**SOURCE DATA**
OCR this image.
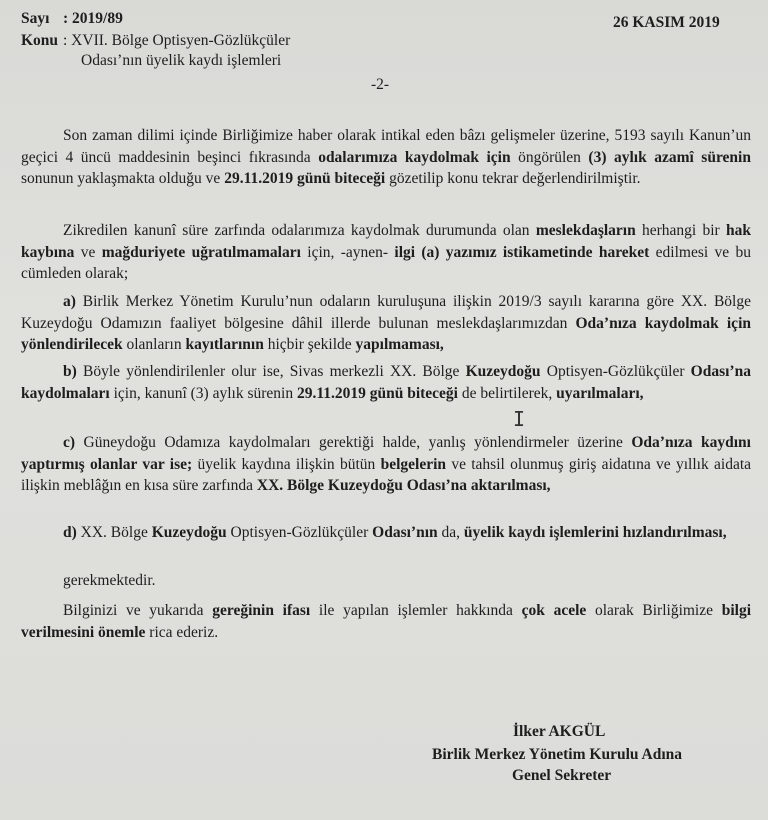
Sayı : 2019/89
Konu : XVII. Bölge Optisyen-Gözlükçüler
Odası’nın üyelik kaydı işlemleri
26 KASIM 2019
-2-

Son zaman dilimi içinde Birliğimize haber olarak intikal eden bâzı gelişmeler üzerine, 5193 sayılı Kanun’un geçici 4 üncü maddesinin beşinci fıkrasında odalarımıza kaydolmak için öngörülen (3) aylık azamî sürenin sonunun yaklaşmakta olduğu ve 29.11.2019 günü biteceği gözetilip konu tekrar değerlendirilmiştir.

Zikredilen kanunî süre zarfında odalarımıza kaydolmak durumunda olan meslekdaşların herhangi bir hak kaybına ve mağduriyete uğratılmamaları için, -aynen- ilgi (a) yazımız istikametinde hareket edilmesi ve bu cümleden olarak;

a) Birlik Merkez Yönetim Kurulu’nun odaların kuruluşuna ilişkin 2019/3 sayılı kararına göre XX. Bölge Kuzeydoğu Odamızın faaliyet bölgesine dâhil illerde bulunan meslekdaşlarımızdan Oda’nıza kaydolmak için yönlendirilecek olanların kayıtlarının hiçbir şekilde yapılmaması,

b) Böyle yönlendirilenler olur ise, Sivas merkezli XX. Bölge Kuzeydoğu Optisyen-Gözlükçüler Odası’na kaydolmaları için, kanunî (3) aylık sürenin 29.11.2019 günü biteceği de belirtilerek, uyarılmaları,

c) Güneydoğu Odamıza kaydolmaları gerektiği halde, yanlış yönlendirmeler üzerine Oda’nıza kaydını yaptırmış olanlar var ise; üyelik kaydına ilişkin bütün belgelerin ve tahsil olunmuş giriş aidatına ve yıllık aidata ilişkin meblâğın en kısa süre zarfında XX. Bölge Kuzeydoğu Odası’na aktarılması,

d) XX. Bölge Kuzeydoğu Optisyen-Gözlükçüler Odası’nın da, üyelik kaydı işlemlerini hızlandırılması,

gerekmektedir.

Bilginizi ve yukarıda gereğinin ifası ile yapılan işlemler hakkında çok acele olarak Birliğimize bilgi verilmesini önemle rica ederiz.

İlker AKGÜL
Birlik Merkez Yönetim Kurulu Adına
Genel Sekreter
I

**WHAT THIS TASK INVOLVES**
Identify all lines in the records above with the word "Birliğimize".

**RESPONSE**
Son zaman dilimi içinde Birliğimize haber olarak intikal eden bâzı gelişmeler üzerine, 5193 sayılı Kanun’un geçici 4 üncü maddesinin beşinci fıkrasında odalarımıza kaydolmak için öngörülen (3) aylık azamî sürenin sonunun yaklaşmakta olduğu ve 29.11.2019 günü biteceği gözetilip konu tekrar değerlendirilmiştir.
Bilginizi ve yukarıda gereğinin ifası ile yapılan işlemler hakkında çok acele olarak Birliğimize bilgi verilmesini önemle rica ederiz.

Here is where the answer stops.